### Aim
Keep the pictures out and restate every record exactly.

### Exercise materials
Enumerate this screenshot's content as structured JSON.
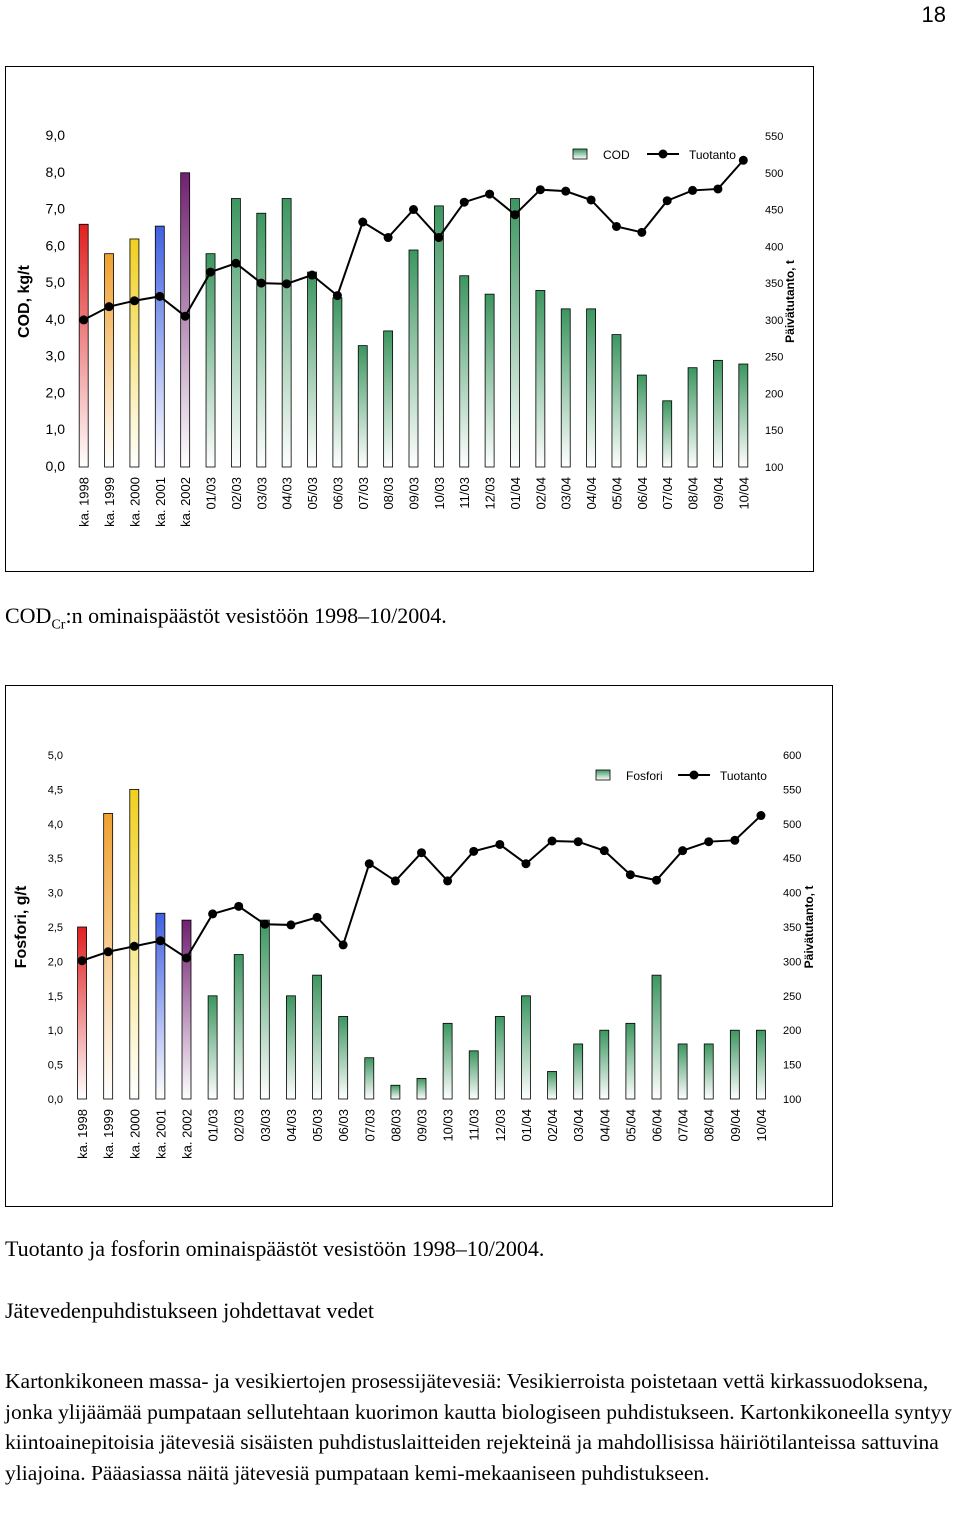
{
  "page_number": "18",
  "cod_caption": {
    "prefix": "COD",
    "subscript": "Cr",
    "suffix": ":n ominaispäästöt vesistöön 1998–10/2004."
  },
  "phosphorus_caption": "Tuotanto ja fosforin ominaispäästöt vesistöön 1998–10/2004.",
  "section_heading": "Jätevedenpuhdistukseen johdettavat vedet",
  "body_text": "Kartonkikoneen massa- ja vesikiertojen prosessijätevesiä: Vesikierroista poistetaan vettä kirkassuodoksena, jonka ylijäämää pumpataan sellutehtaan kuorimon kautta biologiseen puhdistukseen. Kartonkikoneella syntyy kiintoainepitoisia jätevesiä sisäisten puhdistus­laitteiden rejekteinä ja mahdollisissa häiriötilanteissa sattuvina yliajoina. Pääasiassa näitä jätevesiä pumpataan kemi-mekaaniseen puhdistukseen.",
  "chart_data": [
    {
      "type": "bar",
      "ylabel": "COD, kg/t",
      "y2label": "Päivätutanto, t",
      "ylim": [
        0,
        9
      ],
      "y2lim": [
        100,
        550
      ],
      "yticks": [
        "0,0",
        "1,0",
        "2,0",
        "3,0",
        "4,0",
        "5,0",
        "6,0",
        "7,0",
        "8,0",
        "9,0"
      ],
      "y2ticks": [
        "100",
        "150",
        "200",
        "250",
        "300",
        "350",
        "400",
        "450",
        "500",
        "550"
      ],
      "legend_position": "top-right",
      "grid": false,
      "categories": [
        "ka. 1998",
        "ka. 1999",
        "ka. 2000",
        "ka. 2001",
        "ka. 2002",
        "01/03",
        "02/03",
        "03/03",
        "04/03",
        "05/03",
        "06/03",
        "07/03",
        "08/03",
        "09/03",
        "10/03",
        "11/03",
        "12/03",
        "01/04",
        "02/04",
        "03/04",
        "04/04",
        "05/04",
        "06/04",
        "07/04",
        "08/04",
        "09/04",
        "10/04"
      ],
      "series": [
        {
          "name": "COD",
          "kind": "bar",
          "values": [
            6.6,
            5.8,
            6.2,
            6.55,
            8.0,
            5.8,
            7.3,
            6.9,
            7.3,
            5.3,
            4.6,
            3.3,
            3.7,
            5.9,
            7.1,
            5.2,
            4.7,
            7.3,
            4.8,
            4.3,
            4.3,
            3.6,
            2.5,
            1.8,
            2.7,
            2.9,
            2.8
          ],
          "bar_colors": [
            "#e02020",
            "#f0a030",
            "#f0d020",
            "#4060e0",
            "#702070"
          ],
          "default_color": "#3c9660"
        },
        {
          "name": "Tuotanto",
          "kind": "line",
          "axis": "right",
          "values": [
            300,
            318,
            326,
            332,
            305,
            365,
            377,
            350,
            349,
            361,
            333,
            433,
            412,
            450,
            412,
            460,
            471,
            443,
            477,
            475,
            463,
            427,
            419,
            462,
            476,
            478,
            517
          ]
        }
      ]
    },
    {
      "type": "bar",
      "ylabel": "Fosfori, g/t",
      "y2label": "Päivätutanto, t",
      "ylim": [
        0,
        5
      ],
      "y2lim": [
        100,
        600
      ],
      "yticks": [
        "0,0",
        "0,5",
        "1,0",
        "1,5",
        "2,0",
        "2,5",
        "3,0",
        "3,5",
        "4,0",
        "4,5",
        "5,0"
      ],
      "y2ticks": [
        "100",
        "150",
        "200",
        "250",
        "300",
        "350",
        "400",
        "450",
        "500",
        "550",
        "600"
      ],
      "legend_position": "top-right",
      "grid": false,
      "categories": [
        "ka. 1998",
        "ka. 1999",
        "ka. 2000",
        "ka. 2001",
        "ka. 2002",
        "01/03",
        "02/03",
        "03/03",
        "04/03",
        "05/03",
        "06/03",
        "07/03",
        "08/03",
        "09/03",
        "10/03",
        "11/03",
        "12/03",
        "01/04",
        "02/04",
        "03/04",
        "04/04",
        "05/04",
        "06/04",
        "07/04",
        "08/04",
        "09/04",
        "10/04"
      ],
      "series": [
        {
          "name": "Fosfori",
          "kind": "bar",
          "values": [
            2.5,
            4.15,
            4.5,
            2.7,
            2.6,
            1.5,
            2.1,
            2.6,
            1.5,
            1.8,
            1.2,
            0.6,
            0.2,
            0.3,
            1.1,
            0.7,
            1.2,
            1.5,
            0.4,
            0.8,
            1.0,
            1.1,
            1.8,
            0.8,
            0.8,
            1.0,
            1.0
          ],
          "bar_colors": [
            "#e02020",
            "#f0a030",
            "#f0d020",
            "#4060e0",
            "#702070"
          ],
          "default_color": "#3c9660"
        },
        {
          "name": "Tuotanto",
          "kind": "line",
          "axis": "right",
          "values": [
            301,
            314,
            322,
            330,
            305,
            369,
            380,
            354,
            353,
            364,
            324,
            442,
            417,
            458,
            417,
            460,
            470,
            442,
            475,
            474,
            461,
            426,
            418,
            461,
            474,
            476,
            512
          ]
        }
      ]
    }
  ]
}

### Solution to the problem
Enumerate this screenshot's content as structured JSON.
{
  "page_number": "18",
  "cod_caption": {
    "prefix": "COD",
    "subscript": "Cr",
    "suffix": ":n ominaispäästöt vesistöön 1998–10/2004."
  },
  "phosphorus_caption": "Tuotanto ja fosforin ominaispäästöt vesistöön 1998–10/2004.",
  "section_heading": "Jätevedenpuhdistukseen johdettavat vedet",
  "body_text": "Kartonkikoneen massa- ja vesikiertojen prosessijätevesiä: Vesikierroista poistetaan vettä kirkassuodoksena, jonka ylijäämää pumpataan sellutehtaan kuorimon kautta biologiseen puhdistukseen. Kartonkikoneella syntyy kiintoainepitoisia jätevesiä sisäisten puhdistus­laitteiden rejekteinä ja mahdollisissa häiriötilanteissa sattuvina yliajoina. Pääasiassa näitä jätevesiä pumpataan kemi-mekaaniseen puhdistukseen.",
  "chart_data": [
    {
      "type": "bar",
      "ylabel": "COD, kg/t",
      "y2label": "Päivätutanto, t",
      "ylim": [
        0,
        9
      ],
      "y2lim": [
        100,
        550
      ],
      "yticks": [
        "0,0",
        "1,0",
        "2,0",
        "3,0",
        "4,0",
        "5,0",
        "6,0",
        "7,0",
        "8,0",
        "9,0"
      ],
      "y2ticks": [
        "100",
        "150",
        "200",
        "250",
        "300",
        "350",
        "400",
        "450",
        "500",
        "550"
      ],
      "legend_position": "top-right",
      "grid": false,
      "categories": [
        "ka. 1998",
        "ka. 1999",
        "ka. 2000",
        "ka. 2001",
        "ka. 2002",
        "01/03",
        "02/03",
        "03/03",
        "04/03",
        "05/03",
        "06/03",
        "07/03",
        "08/03",
        "09/03",
        "10/03",
        "11/03",
        "12/03",
        "01/04",
        "02/04",
        "03/04",
        "04/04",
        "05/04",
        "06/04",
        "07/04",
        "08/04",
        "09/04",
        "10/04"
      ],
      "series": [
        {
          "name": "COD",
          "kind": "bar",
          "values": [
            6.6,
            5.8,
            6.2,
            6.55,
            8.0,
            5.8,
            7.3,
            6.9,
            7.3,
            5.3,
            4.6,
            3.3,
            3.7,
            5.9,
            7.1,
            5.2,
            4.7,
            7.3,
            4.8,
            4.3,
            4.3,
            3.6,
            2.5,
            1.8,
            2.7,
            2.9,
            2.8
          ],
          "bar_colors": [
            "#e02020",
            "#f0a030",
            "#f0d020",
            "#4060e0",
            "#702070"
          ],
          "default_color": "#3c9660"
        },
        {
          "name": "Tuotanto",
          "kind": "line",
          "axis": "right",
          "values": [
            300,
            318,
            326,
            332,
            305,
            365,
            377,
            350,
            349,
            361,
            333,
            433,
            412,
            450,
            412,
            460,
            471,
            443,
            477,
            475,
            463,
            427,
            419,
            462,
            476,
            478,
            517
          ]
        }
      ]
    },
    {
      "type": "bar",
      "ylabel": "Fosfori, g/t",
      "y2label": "Päivätutanto, t",
      "ylim": [
        0,
        5
      ],
      "y2lim": [
        100,
        600
      ],
      "yticks": [
        "0,0",
        "0,5",
        "1,0",
        "1,5",
        "2,0",
        "2,5",
        "3,0",
        "3,5",
        "4,0",
        "4,5",
        "5,0"
      ],
      "y2ticks": [
        "100",
        "150",
        "200",
        "250",
        "300",
        "350",
        "400",
        "450",
        "500",
        "550",
        "600"
      ],
      "legend_position": "top-right",
      "grid": false,
      "categories": [
        "ka. 1998",
        "ka. 1999",
        "ka. 2000",
        "ka. 2001",
        "ka. 2002",
        "01/03",
        "02/03",
        "03/03",
        "04/03",
        "05/03",
        "06/03",
        "07/03",
        "08/03",
        "09/03",
        "10/03",
        "11/03",
        "12/03",
        "01/04",
        "02/04",
        "03/04",
        "04/04",
        "05/04",
        "06/04",
        "07/04",
        "08/04",
        "09/04",
        "10/04"
      ],
      "series": [
        {
          "name": "Fosfori",
          "kind": "bar",
          "values": [
            2.5,
            4.15,
            4.5,
            2.7,
            2.6,
            1.5,
            2.1,
            2.6,
            1.5,
            1.8,
            1.2,
            0.6,
            0.2,
            0.3,
            1.1,
            0.7,
            1.2,
            1.5,
            0.4,
            0.8,
            1.0,
            1.1,
            1.8,
            0.8,
            0.8,
            1.0,
            1.0
          ],
          "bar_colors": [
            "#e02020",
            "#f0a030",
            "#f0d020",
            "#4060e0",
            "#702070"
          ],
          "default_color": "#3c9660"
        },
        {
          "name": "Tuotanto",
          "kind": "line",
          "axis": "right",
          "values": [
            301,
            314,
            322,
            330,
            305,
            369,
            380,
            354,
            353,
            364,
            324,
            442,
            417,
            458,
            417,
            460,
            470,
            442,
            475,
            474,
            461,
            426,
            418,
            461,
            474,
            476,
            512
          ]
        }
      ]
    }
  ]
}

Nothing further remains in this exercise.